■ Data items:
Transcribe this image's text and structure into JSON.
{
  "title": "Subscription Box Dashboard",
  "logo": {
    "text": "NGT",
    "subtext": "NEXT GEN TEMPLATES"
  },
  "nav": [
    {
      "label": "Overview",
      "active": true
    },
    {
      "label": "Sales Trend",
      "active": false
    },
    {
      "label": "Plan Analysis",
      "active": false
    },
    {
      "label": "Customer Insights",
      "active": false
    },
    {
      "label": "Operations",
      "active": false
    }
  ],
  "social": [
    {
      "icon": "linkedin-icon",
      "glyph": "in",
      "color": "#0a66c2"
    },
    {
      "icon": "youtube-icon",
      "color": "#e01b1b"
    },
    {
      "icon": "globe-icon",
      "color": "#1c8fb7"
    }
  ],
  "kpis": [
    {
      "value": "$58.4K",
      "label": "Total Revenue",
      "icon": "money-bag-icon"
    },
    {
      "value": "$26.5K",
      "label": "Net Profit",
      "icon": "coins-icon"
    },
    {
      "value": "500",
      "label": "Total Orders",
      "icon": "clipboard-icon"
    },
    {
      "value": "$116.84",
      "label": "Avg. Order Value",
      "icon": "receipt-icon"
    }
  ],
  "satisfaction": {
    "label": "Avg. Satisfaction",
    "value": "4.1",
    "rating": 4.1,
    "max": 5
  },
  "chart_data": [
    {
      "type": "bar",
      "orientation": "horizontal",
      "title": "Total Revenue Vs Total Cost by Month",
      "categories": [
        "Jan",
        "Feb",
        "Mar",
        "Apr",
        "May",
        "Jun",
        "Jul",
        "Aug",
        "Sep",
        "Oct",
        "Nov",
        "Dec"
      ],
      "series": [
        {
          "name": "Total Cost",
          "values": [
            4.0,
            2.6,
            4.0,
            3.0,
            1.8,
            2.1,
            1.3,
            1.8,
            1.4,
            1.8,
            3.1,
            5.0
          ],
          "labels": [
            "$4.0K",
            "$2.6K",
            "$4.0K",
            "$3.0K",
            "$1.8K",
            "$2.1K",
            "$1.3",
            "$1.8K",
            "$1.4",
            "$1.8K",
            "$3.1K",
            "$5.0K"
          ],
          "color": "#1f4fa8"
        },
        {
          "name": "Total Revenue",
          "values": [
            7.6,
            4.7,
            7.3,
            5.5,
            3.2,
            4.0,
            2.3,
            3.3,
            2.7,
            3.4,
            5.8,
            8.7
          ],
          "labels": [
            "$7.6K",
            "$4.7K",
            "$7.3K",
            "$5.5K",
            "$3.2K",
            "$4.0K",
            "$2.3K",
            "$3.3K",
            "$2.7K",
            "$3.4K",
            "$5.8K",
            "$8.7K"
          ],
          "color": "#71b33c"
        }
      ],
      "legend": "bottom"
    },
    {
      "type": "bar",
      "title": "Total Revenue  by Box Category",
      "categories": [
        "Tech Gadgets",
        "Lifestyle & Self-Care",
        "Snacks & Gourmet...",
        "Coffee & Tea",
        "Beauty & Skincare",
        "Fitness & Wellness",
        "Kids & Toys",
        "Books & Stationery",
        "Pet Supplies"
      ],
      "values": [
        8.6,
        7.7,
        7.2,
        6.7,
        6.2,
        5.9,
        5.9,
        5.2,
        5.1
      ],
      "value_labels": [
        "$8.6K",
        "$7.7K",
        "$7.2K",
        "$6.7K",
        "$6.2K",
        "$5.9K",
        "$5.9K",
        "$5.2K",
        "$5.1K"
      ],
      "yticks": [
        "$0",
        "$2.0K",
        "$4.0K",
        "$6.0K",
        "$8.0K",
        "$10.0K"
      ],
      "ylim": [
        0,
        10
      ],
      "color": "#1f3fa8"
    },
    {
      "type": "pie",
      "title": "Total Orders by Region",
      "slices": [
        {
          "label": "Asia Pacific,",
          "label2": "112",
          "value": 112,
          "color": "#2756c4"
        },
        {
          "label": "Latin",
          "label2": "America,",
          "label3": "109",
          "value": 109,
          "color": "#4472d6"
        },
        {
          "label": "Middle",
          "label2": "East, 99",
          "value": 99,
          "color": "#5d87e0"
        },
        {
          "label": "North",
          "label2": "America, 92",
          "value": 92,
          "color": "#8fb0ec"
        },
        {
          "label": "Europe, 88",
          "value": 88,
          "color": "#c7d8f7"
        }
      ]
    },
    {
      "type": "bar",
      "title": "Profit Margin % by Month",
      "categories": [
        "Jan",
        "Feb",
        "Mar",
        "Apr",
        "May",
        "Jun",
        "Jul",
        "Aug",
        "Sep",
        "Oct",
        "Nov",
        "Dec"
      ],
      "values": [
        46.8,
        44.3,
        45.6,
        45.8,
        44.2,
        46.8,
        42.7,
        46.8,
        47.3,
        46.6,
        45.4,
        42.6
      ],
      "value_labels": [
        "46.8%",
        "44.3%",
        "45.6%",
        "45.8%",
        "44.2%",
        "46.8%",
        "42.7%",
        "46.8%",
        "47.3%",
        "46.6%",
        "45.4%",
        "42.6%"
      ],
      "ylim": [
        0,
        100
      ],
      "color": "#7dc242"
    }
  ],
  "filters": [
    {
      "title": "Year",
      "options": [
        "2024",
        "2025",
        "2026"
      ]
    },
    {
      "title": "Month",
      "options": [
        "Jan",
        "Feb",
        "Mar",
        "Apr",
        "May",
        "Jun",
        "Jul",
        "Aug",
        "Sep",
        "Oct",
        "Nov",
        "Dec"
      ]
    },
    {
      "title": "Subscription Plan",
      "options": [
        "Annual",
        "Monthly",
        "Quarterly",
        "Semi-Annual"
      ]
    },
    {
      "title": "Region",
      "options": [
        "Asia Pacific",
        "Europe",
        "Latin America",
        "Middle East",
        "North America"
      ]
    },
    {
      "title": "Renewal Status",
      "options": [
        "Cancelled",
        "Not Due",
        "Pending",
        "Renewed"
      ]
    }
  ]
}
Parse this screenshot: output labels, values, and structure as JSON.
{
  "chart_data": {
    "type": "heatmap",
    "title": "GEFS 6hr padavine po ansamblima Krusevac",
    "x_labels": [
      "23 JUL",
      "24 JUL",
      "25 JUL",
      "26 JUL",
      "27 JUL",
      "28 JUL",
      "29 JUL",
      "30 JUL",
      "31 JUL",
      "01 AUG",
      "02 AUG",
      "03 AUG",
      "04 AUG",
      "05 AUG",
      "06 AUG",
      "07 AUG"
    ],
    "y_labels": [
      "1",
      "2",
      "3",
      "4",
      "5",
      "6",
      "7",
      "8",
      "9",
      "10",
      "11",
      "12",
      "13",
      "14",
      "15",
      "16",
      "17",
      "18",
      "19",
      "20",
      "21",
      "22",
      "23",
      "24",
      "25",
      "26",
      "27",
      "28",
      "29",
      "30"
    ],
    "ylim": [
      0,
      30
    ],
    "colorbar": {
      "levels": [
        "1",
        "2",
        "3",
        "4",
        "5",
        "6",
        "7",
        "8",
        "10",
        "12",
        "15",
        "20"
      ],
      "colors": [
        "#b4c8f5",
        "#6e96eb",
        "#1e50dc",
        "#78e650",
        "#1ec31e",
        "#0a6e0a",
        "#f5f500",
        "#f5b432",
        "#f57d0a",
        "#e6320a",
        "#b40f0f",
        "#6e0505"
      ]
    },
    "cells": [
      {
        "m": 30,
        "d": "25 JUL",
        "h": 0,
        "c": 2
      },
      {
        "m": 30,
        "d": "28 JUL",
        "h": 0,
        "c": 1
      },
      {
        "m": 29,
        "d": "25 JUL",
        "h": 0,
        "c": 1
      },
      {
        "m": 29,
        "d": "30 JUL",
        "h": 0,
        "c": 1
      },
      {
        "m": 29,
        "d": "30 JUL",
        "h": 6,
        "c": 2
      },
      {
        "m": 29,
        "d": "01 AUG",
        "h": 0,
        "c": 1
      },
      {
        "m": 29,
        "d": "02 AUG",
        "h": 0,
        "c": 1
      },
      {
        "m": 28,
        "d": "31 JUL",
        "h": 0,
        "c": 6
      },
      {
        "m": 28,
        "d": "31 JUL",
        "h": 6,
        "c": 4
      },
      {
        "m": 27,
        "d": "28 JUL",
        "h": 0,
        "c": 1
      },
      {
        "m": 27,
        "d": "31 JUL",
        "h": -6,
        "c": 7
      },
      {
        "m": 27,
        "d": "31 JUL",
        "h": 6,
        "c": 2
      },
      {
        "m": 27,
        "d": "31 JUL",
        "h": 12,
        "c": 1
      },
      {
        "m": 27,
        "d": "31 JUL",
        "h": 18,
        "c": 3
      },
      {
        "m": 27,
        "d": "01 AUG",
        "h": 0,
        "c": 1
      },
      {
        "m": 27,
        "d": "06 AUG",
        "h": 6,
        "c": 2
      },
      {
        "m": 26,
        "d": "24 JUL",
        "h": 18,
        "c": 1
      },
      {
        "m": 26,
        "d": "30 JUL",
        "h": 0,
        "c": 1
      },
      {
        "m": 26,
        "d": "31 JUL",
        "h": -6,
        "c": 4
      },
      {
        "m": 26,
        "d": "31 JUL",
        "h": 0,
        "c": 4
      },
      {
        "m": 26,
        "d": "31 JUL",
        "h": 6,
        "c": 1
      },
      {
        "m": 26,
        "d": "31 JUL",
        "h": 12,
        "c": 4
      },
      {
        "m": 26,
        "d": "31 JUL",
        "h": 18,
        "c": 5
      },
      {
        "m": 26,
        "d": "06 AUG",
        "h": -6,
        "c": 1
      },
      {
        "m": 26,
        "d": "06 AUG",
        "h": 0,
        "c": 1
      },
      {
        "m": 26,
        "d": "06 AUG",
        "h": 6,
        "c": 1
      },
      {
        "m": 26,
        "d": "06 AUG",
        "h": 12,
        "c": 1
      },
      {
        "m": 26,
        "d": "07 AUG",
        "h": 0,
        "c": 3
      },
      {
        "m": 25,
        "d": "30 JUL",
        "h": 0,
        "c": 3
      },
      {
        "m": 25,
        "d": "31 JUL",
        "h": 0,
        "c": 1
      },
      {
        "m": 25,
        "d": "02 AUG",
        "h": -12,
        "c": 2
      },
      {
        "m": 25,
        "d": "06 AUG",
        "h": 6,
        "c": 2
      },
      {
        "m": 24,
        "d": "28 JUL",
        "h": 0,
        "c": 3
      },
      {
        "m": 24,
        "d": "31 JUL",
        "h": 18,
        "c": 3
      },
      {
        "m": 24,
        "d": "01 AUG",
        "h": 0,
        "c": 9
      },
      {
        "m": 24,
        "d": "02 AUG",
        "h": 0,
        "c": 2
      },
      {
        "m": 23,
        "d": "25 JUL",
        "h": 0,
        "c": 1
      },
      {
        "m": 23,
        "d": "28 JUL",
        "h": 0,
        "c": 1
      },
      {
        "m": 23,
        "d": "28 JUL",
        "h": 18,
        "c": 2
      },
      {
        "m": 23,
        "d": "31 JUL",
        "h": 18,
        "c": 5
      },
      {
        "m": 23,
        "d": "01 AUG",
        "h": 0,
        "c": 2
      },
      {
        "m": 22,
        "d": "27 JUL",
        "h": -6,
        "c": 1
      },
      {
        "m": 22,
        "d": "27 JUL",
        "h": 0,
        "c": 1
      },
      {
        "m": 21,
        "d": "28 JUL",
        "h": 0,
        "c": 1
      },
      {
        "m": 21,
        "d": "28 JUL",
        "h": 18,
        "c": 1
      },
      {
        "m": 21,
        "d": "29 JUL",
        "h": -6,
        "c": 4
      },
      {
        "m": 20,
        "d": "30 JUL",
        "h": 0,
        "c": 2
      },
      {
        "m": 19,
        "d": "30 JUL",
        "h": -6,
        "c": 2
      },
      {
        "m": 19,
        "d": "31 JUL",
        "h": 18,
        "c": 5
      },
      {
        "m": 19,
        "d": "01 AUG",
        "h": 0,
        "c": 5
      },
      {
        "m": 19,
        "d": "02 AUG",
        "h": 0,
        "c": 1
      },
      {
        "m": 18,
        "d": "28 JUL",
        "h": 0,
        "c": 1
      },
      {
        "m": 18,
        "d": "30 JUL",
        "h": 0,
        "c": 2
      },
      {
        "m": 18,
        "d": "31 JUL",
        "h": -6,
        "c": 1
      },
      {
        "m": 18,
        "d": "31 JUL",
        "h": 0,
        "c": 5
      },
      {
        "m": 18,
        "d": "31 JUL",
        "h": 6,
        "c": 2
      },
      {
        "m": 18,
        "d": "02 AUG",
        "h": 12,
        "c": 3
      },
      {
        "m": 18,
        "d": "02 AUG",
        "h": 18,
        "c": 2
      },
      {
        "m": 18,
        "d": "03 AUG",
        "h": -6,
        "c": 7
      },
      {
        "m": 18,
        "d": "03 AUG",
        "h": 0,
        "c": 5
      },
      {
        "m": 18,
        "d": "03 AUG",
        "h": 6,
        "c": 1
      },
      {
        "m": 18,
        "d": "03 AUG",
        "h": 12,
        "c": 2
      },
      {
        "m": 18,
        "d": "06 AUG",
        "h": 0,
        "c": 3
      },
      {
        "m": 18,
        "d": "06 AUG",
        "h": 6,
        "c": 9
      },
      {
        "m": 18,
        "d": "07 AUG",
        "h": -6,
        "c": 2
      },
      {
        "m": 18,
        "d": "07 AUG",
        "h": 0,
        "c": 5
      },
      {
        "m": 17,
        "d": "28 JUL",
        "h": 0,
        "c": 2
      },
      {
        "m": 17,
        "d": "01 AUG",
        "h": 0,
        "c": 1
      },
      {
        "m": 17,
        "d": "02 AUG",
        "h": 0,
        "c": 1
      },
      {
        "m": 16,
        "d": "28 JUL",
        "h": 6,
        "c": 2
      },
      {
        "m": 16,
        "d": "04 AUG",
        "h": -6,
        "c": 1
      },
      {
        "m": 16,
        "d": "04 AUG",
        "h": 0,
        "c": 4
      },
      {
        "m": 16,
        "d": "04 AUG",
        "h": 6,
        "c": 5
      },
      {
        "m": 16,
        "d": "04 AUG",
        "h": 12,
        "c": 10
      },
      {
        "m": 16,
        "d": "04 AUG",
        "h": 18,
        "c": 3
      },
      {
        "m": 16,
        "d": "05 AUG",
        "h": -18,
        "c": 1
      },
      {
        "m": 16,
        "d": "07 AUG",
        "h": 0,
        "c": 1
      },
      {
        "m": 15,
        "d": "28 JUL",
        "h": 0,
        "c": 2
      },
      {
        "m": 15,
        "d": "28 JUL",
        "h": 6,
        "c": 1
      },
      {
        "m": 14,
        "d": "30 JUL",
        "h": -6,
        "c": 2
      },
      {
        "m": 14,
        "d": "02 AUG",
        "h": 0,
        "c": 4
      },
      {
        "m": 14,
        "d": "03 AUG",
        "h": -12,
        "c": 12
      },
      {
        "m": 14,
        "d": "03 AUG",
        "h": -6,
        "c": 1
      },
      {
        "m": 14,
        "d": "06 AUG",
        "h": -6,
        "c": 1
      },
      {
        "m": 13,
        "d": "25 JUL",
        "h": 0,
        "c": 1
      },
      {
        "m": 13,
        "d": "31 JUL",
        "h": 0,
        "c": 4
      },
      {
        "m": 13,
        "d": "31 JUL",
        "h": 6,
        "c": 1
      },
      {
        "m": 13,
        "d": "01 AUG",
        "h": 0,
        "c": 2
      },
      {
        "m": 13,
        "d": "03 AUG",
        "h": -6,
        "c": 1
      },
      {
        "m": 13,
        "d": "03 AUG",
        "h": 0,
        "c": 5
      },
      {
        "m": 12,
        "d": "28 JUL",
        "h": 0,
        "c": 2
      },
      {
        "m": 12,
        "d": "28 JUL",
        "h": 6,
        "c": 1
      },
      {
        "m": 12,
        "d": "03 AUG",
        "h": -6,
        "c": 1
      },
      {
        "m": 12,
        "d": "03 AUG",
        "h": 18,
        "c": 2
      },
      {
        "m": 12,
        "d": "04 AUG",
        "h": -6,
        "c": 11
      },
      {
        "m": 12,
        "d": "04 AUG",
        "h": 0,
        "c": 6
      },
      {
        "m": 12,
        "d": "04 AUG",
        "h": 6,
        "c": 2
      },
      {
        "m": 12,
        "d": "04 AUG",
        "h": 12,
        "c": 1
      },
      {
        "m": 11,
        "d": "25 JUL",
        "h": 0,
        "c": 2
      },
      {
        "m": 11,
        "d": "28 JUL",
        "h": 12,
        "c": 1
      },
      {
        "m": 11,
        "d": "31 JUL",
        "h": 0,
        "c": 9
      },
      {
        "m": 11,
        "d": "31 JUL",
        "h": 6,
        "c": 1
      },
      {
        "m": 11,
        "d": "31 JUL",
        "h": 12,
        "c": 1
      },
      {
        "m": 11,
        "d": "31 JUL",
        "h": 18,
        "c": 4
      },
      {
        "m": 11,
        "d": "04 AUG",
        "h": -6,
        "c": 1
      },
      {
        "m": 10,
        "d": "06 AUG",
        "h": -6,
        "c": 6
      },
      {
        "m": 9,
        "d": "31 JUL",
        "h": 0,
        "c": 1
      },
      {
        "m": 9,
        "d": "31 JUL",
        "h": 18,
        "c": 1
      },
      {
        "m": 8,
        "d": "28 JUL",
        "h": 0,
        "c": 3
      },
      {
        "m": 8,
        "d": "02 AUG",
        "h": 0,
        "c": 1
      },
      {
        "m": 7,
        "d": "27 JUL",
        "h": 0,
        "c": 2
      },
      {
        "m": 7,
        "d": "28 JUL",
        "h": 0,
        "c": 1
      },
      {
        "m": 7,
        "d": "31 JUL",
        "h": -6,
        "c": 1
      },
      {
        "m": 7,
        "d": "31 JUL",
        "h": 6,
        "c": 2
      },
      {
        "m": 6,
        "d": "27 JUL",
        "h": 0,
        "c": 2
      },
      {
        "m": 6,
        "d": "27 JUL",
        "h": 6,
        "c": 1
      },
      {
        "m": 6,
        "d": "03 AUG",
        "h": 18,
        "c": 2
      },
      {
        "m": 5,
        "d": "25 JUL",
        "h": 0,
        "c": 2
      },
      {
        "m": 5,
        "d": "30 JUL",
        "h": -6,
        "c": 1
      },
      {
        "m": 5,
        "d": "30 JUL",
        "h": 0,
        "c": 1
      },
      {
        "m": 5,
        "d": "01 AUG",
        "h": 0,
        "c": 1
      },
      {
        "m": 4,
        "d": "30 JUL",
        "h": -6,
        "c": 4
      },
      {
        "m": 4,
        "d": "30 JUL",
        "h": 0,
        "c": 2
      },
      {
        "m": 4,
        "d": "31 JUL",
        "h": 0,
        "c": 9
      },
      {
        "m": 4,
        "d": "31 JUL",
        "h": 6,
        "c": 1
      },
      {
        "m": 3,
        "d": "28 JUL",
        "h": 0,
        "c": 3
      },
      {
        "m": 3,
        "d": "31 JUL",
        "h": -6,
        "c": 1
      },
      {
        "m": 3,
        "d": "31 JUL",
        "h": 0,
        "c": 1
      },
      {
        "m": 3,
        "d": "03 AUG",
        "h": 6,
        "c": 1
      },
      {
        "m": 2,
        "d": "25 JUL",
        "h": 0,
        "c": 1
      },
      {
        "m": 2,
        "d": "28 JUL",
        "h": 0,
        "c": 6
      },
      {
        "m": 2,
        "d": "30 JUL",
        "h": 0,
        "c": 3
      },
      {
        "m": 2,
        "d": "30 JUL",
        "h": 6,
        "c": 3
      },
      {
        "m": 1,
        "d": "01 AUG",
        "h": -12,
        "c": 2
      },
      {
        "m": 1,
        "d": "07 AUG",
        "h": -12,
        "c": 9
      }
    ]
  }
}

■ INSTRUCTIONS TO FOLLOW: Using the material above, state how many lines include the string "this". Answer with a single number.

■ TASK OUTPUT: 2